_What you will do:_ Scan the records and identify every line in which the string "data" occurs, then return those lines.
— START Given entries —
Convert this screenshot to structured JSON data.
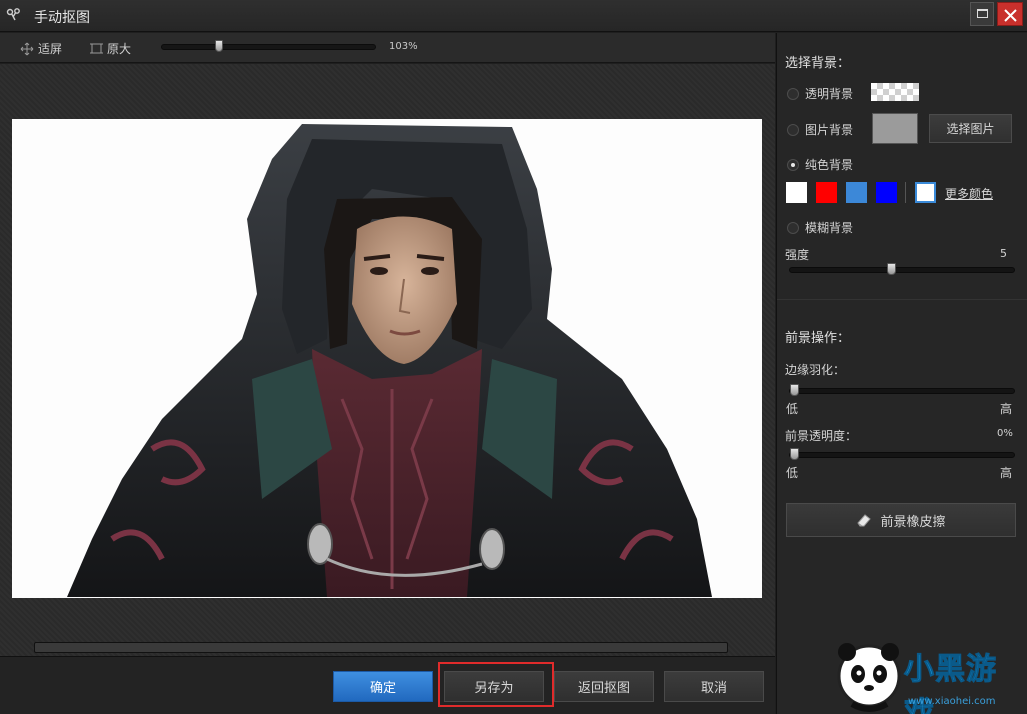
{
  "window": {
    "title": "手动抠图"
  },
  "toolbar": {
    "fit_label": "适屏",
    "original_label": "原大",
    "zoom_value": "103%",
    "zoom_fraction": 0.26
  },
  "footer": {
    "ok_label": "确定",
    "save_as_label": "另存为",
    "back_label": "返回抠图",
    "cancel_label": "取消"
  },
  "panel": {
    "background_title": "选择背景：",
    "transparent_label": "透明背景",
    "image_bg_label": "图片背景",
    "choose_image_label": "选择图片",
    "solid_label": "纯色背景",
    "solid_selected": true,
    "swatch_colors": [
      "#ffffff",
      "#ff0000",
      "#3c88d8",
      "#0000ff"
    ],
    "more_colors_label": "更多颜色",
    "blur_label": "模糊背景",
    "strength_label": "强度",
    "strength_value": "5",
    "strength_fraction": 0.45,
    "foreground_title": "前景操作：",
    "feather_label": "边缘羽化：",
    "feather_low": "低",
    "feather_high": "高",
    "feather_fraction": 0.0,
    "opacity_label": "前景透明度：",
    "opacity_value": "0%",
    "opacity_low": "低",
    "opacity_high": "高",
    "opacity_fraction": 0.0,
    "eraser_label": "前景橡皮擦"
  },
  "watermark": {
    "logo_text": "小黑游戏",
    "url": "www.xiaohei.com"
  },
  "colors": {
    "accent": "#2f7fd6",
    "highlight": "#e02b2b"
  },
  "icons": [
    "scissors-icon",
    "fit-screen-icon",
    "original-size-icon",
    "maximize-icon",
    "close-icon",
    "eraser-icon"
  ]
}
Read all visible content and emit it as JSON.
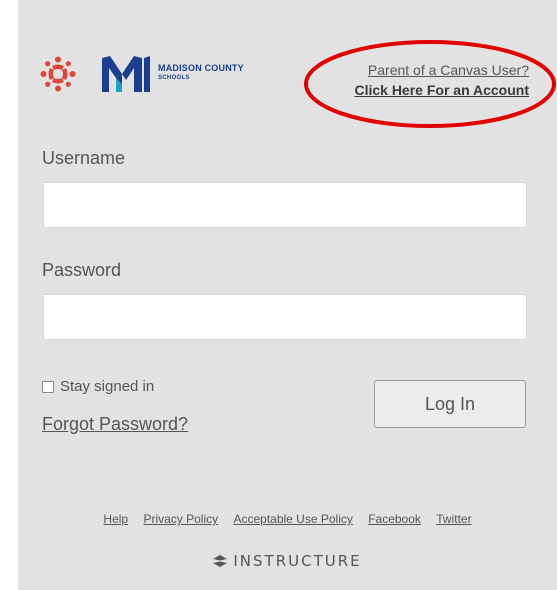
{
  "header": {
    "school_name_line1": "MADISON COUNTY",
    "school_name_line2": "SCHOOLS",
    "parent_question": "Parent of a Canvas User?",
    "parent_link": "Click Here For an Account"
  },
  "form": {
    "username_label": "Username",
    "username_value": "",
    "password_label": "Password",
    "password_value": "",
    "stay_signed_in_label": "Stay signed in",
    "stay_signed_in_checked": false,
    "forgot_password": "Forgot Password?",
    "login_button": "Log In"
  },
  "footer": {
    "links": [
      "Help",
      "Privacy Policy",
      "Acceptable Use Policy",
      "Facebook",
      "Twitter"
    ],
    "brand": "INSTRUCTURE"
  },
  "colors": {
    "panel_bg": "#e2e2e2",
    "canvas_red": "#e0453a",
    "mcs_blue": "#1b3f8f",
    "mcs_teal": "#1da1c7",
    "highlight_ellipse": "#e00000"
  }
}
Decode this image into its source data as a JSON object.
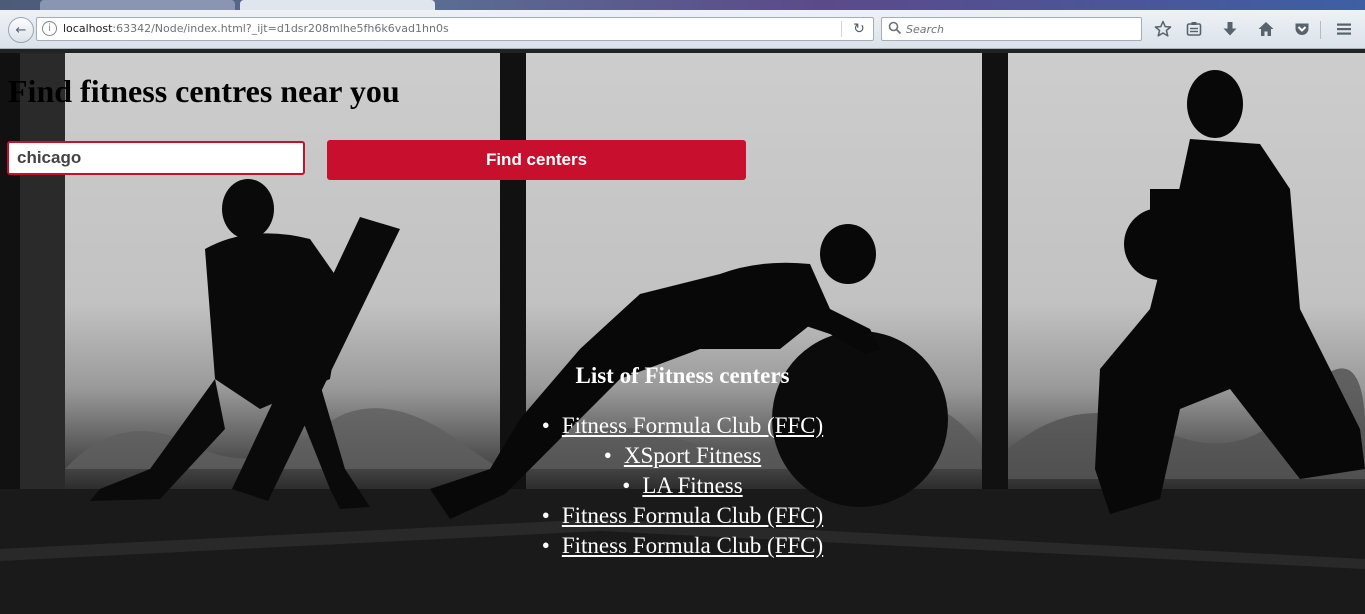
— END Given entries —
_Result of the exercise:_
Convert this screenshot to structured JSON data.
Decode this image into its source data as a JSON object.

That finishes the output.